### Text shown
BEGIN
This should not overlap with the TCG; the mandate of these groups would be to prepare the list of LCG priorities as input to the TCG.

Job Priorities

-          Sites agreed to report at the GDB in April about their progress.

Access Control for Storage

-          This was a report on how VOMS groups and roles are used by the different storage systems to control access to data.

-          DPM and StoRM have already full implementations. dCache has significant support, CASTOR has minimal support and BestMan (DRM) has none.

-          We cannot expect grid-wide consistent VOMS-ACL support this year for files or space tokens.

Accounting

-          Accounting by Primary FQAN (the same as used by Job Priorities) has been deployed in APEL but to work correctly it requires a patch which is currently in certification.
END
### Supplied material
BEGIN
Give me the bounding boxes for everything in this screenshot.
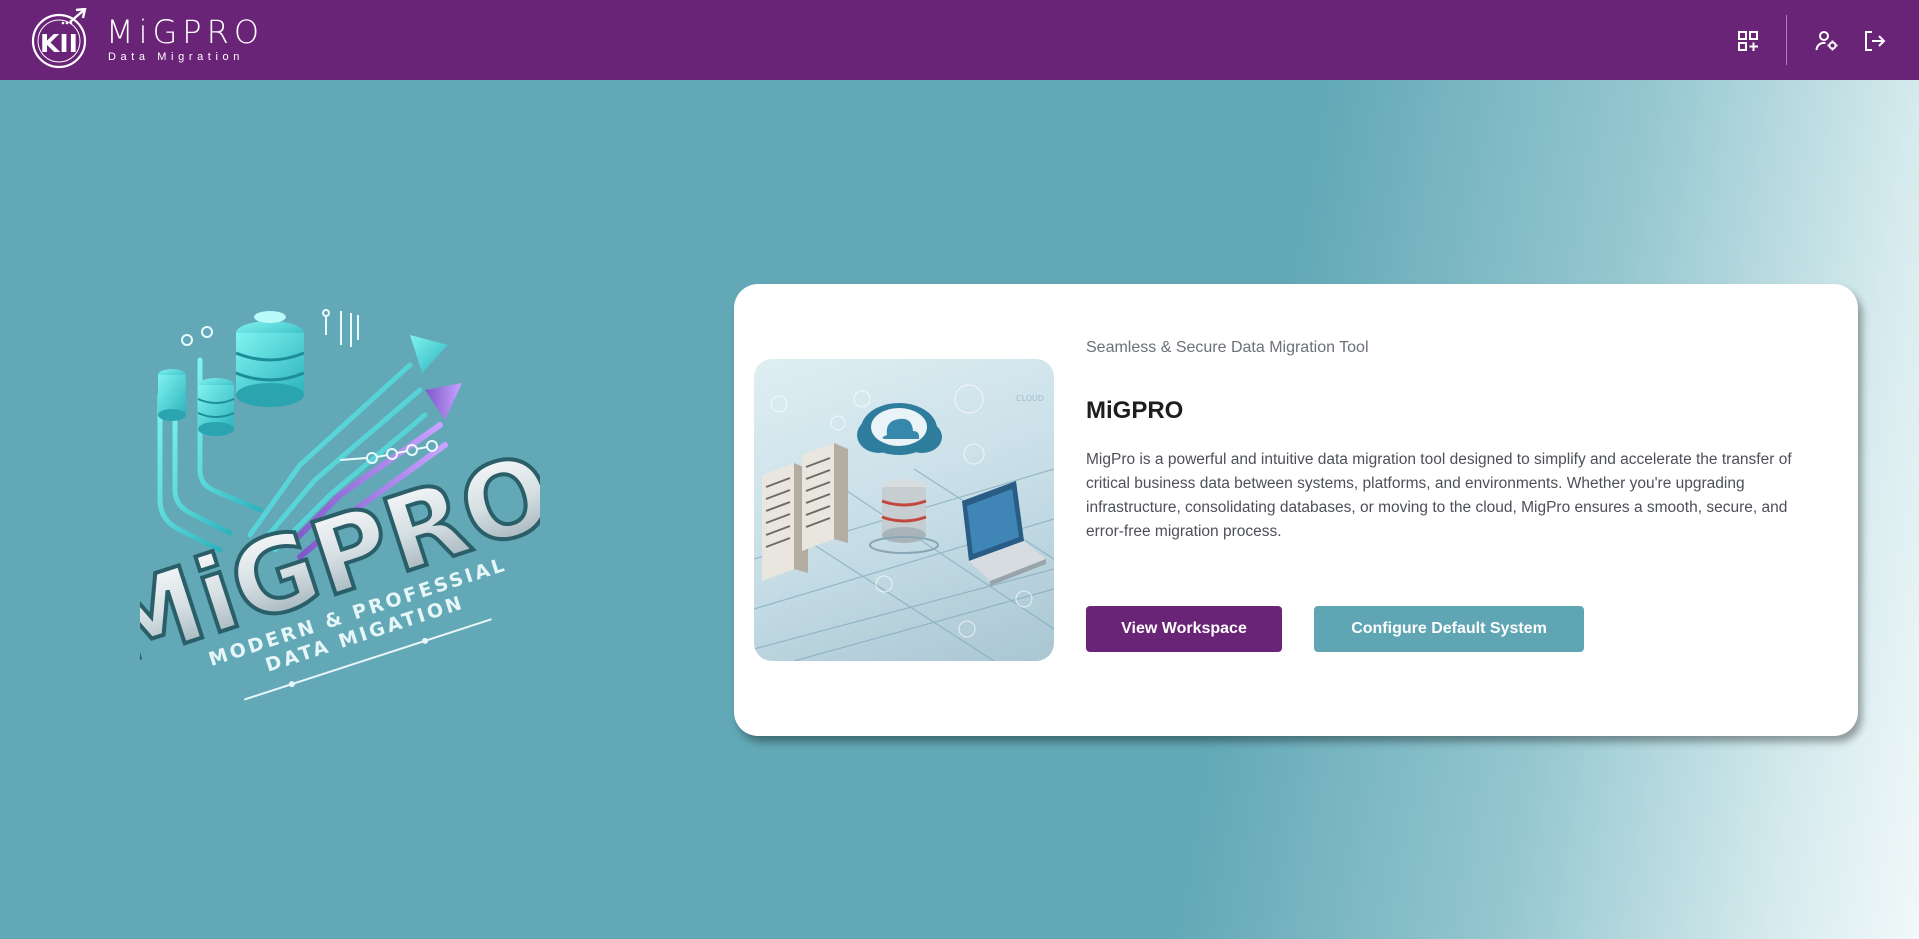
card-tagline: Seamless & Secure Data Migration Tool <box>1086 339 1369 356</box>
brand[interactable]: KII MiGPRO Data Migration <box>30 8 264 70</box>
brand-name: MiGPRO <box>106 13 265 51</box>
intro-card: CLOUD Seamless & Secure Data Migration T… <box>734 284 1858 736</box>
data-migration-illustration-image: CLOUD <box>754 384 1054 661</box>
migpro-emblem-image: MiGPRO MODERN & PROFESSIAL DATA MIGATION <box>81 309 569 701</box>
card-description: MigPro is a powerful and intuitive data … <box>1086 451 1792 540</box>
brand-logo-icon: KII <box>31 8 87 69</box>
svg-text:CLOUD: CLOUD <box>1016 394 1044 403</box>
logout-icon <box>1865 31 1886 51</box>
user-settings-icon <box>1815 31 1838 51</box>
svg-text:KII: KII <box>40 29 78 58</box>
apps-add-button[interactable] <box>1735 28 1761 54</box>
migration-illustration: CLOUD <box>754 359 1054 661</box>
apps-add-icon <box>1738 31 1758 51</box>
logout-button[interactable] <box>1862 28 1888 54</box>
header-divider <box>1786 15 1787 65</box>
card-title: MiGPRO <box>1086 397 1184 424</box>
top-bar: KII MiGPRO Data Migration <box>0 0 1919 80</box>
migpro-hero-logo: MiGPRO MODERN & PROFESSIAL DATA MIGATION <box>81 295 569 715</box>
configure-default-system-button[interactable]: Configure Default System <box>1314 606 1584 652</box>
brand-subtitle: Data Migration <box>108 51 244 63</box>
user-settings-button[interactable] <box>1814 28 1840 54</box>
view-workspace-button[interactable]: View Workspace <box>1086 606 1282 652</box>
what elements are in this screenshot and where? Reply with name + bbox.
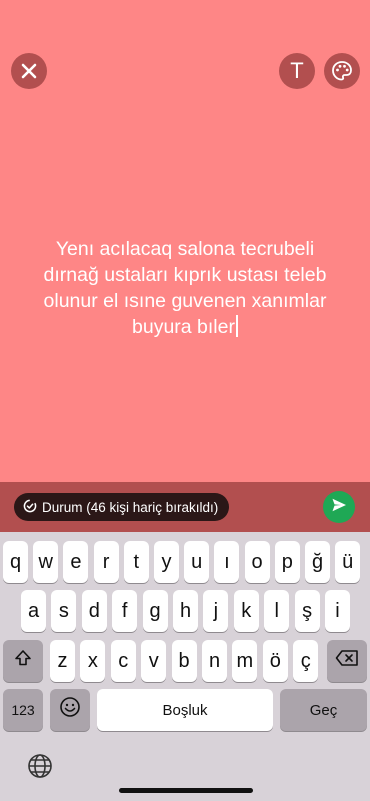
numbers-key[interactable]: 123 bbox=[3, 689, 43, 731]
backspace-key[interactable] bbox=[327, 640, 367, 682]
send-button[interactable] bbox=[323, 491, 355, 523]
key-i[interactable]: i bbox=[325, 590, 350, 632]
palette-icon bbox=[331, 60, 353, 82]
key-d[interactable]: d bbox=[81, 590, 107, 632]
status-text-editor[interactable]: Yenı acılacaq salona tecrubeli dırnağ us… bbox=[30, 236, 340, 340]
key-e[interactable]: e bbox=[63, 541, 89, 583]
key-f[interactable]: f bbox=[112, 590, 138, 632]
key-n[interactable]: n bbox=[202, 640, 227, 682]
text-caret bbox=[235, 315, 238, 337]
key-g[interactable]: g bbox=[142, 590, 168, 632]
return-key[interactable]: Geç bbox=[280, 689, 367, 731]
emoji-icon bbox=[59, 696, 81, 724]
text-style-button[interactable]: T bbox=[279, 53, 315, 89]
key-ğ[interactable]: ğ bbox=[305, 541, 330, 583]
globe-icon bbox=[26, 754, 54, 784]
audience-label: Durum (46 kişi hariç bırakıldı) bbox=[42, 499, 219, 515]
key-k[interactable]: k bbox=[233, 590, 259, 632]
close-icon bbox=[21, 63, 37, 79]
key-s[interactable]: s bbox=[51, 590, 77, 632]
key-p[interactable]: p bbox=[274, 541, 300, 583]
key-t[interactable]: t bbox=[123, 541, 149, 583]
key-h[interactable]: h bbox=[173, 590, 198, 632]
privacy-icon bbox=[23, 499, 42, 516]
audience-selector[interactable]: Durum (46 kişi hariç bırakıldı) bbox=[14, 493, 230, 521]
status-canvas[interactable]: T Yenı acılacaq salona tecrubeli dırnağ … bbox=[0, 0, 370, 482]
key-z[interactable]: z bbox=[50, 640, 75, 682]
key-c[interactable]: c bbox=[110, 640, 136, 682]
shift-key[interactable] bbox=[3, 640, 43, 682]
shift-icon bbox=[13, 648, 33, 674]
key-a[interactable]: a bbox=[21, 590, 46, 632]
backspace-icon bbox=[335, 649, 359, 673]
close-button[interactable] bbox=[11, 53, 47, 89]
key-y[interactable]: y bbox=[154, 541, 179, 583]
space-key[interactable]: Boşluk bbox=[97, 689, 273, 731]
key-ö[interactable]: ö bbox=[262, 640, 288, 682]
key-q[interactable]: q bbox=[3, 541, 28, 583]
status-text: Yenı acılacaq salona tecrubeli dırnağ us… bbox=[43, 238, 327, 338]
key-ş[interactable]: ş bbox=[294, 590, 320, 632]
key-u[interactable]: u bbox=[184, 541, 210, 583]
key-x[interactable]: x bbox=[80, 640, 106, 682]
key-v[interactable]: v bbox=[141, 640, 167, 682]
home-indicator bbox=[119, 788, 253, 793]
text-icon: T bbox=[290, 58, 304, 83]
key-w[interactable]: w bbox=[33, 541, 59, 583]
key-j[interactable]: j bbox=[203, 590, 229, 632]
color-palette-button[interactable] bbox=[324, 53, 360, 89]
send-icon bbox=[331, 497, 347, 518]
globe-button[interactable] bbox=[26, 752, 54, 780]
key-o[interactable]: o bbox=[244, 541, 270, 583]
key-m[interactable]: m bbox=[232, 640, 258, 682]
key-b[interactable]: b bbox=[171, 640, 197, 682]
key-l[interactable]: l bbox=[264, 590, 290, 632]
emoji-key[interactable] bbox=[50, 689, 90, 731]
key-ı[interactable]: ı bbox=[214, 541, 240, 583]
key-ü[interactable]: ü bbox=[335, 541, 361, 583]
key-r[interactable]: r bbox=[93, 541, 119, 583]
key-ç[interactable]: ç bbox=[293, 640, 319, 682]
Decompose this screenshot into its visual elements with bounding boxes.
END
### The tasks
• a. In the notes, turn the paragraph beginning "DPM and StoRM have already full implementations" into a short list that keeps its main facts.
• b. Answer these questions using the notes:
(i) In which month did sites agree to report their progress on Job Priorities at the GDB?
(ii) Which storage system has no support for VOMS-based access control?
(iii) What does accounting by Primary FQAN in APEL require in order to work correctly?

### Answers below
• a.
- DPM: full implementation
- StoRM: full implementation
- dCache: significant support
- CASTOR: minimal support
- BestMan (DRM): no support

• b.
(i) April.
(ii) BestMan (DRM).
(iii) A patch that is currently in certification.